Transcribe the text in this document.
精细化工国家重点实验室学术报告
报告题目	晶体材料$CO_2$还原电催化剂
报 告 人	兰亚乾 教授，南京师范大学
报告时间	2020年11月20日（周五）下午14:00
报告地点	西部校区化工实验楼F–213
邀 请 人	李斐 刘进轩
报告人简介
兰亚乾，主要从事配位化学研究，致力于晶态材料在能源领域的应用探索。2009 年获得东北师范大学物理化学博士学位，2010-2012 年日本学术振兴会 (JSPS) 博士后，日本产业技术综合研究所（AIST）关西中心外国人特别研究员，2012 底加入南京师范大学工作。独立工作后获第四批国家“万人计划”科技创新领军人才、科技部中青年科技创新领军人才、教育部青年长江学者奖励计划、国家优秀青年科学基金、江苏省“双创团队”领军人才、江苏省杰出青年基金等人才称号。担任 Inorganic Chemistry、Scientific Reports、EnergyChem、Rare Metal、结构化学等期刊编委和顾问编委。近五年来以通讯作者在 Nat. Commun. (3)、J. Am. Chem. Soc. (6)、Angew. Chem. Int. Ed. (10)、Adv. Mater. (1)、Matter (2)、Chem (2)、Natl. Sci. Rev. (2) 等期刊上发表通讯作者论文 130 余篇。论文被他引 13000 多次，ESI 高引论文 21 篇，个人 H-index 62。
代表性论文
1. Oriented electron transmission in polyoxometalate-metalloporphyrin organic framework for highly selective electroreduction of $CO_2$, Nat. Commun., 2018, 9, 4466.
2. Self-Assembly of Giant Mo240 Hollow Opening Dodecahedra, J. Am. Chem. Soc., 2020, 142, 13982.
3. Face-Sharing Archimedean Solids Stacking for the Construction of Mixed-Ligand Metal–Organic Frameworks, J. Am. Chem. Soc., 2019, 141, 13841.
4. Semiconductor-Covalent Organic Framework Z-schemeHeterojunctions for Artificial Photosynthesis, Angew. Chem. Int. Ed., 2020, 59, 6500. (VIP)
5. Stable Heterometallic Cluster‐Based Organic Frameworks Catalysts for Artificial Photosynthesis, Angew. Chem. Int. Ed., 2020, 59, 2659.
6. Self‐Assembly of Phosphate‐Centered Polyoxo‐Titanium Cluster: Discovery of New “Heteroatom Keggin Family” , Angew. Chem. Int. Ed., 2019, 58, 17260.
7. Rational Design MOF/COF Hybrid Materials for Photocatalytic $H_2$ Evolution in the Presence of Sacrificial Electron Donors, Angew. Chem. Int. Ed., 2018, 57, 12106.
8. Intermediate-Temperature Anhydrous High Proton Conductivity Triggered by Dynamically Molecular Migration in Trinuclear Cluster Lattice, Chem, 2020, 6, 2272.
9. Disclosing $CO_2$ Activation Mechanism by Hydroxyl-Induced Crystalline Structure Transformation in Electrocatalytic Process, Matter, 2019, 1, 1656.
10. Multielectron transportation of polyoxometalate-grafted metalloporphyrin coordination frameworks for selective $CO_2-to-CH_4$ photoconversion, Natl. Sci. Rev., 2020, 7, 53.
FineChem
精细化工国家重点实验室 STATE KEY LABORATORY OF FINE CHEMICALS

» **What you will do**: Print all of the data exactly as it was given.

» **Right answer**:
Transcribe the text in this document.
精细化工国家重点实验室学术报告
报告题目	晶体材料$CO_2$还原电催化剂
报 告 人	兰亚乾 教授，南京师范大学
报告时间	2020年11月20日（周五）下午14:00
报告地点	西部校区化工实验楼F–213
邀 请 人	李斐 刘进轩
报告人简介
兰亚乾，主要从事配位化学研究，致力于晶态材料在能源领域的应用探索。2009 年获得东北师范大学物理化学博士学位，2010-2012 年日本学术振兴会 (JSPS) 博士后，日本产业技术综合研究所（AIST）关西中心外国人特别研究员，2012 底加入南京师范大学工作。独立工作后获第四批国家“万人计划”科技创新领军人才、科技部中青年科技创新领军人才、教育部青年长江学者奖励计划、国家优秀青年科学基金、江苏省“双创团队”领军人才、江苏省杰出青年基金等人才称号。担任 Inorganic Chemistry、Scientific Reports、EnergyChem、Rare Metal、结构化学等期刊编委和顾问编委。近五年来以通讯作者在 Nat. Commun. (3)、J. Am. Chem. Soc. (6)、Angew. Chem. Int. Ed. (10)、Adv. Mater. (1)、Matter (2)、Chem (2)、Natl. Sci. Rev. (2) 等期刊上发表通讯作者论文 130 余篇。论文被他引 13000 多次，ESI 高引论文 21 篇，个人 H-index 62。
代表性论文
1. Oriented electron transmission in polyoxometalate-metalloporphyrin organic framework for highly selective electroreduction of $CO_2$, Nat. Commun., 2018, 9, 4466.
2. Self-Assembly of Giant Mo240 Hollow Opening Dodecahedra, J. Am. Chem. Soc., 2020, 142, 13982.
3. Face-Sharing Archimedean Solids Stacking for the Construction of Mixed-Ligand Metal–Organic Frameworks, J. Am. Chem. Soc., 2019, 141, 13841.
4. Semiconductor-Covalent Organic Framework Z-schemeHeterojunctions for Artificial Photosynthesis, Angew. Chem. Int. Ed., 2020, 59, 6500. (VIP)
5. Stable Heterometallic Cluster‐Based Organic Frameworks Catalysts for Artificial Photosynthesis, Angew. Chem. Int. Ed., 2020, 59, 2659.
6. Self‐Assembly of Phosphate‐Centered Polyoxo‐Titanium Cluster: Discovery of New “Heteroatom Keggin Family” , Angew. Chem. Int. Ed., 2019, 58, 17260.
7. Rational Design MOF/COF Hybrid Materials for Photocatalytic $H_2$ Evolution in the Presence of Sacrificial Electron Donors, Angew. Chem. Int. Ed., 2018, 57, 12106.
8. Intermediate-Temperature Anhydrous High Proton Conductivity Triggered by Dynamically Molecular Migration in Trinuclear Cluster Lattice, Chem, 2020, 6, 2272.
9. Disclosing $CO_2$ Activation Mechanism by Hydroxyl-Induced Crystalline Structure Transformation in Electrocatalytic Process, Matter, 2019, 1, 1656.
10. Multielectron transportation of polyoxometalate-grafted metalloporphyrin coordination frameworks for selective $CO_2-to-CH_4$ photoconversion, Natl. Sci. Rev., 2020, 7, 53.
FineChem
精细化工国家重点实验室 STATE KEY LABORATORY OF FINE CHEMICALS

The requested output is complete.